## begin Dataset
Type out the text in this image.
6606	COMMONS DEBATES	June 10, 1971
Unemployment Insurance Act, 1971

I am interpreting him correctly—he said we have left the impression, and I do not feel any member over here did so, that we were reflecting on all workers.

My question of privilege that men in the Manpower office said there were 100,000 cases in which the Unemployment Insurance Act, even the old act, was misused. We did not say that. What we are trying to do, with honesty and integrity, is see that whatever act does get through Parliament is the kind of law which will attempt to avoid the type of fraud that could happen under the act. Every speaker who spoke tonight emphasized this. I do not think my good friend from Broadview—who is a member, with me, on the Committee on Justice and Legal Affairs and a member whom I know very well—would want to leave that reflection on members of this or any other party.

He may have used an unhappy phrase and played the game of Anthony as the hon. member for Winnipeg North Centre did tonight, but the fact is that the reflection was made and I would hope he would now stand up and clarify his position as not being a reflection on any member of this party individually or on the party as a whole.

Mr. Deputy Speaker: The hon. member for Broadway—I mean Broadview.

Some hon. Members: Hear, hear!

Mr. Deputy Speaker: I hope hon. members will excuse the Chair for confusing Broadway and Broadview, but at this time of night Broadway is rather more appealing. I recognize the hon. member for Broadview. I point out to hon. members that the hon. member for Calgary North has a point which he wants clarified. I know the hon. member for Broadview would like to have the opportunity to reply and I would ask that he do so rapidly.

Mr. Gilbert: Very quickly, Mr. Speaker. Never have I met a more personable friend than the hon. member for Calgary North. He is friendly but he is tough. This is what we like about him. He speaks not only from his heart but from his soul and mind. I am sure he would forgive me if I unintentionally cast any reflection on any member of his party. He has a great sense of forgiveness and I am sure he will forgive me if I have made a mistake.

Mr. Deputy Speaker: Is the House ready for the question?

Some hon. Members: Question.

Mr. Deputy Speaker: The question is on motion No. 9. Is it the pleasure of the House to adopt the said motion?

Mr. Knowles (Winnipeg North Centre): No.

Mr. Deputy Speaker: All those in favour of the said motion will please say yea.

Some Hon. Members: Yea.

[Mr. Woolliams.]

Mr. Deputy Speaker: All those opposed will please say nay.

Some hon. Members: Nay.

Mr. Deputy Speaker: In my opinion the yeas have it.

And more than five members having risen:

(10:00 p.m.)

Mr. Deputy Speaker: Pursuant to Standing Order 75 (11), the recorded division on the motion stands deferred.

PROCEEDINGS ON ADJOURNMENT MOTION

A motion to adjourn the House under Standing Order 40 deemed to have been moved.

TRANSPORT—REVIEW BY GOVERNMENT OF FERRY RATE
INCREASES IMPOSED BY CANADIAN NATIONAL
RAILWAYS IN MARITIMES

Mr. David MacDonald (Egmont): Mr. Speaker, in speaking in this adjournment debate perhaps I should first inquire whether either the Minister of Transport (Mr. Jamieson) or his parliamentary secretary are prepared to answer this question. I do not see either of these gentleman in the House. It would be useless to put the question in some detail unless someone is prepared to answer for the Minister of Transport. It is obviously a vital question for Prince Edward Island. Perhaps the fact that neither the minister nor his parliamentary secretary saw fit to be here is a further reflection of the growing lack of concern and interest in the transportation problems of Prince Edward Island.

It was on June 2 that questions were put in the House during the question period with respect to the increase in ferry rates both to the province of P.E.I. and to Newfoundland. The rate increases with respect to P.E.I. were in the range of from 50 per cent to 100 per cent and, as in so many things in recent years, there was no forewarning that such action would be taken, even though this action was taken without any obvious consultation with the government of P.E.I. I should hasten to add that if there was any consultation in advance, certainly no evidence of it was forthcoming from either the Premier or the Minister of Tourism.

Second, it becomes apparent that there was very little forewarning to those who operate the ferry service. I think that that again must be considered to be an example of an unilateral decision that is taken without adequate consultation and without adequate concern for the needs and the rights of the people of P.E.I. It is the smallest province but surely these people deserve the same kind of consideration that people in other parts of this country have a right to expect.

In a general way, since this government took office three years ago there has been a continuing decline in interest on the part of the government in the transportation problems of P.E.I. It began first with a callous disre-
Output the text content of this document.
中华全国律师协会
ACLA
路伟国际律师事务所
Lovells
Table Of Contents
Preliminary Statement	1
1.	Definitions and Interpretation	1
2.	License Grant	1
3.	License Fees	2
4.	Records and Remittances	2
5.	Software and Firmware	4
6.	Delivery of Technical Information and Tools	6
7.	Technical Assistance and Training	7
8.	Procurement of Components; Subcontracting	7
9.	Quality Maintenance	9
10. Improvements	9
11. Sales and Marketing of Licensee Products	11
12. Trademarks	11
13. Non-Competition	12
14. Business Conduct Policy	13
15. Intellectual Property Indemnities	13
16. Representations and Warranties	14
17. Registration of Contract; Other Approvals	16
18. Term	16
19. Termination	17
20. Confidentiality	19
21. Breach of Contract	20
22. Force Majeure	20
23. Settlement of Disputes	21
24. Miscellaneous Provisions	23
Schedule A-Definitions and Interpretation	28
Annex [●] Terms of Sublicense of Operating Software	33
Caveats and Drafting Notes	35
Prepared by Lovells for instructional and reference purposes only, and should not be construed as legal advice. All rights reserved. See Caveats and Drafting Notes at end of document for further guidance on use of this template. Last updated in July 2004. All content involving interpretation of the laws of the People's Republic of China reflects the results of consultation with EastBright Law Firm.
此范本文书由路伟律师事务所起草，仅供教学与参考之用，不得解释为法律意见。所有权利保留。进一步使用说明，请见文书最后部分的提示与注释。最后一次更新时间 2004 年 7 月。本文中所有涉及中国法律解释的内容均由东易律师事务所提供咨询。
## end Dataset
To do: From the listing above, copy out each line where the word "been" appears.

Full output:
A motion to adjourn the House under Standing Order 40 deemed to have been moved.
In a general way, since this government took office three years ago there has been a continuing decline in interest on the part of the government in the transportation problems of P.E.I. It began first with a callous disre-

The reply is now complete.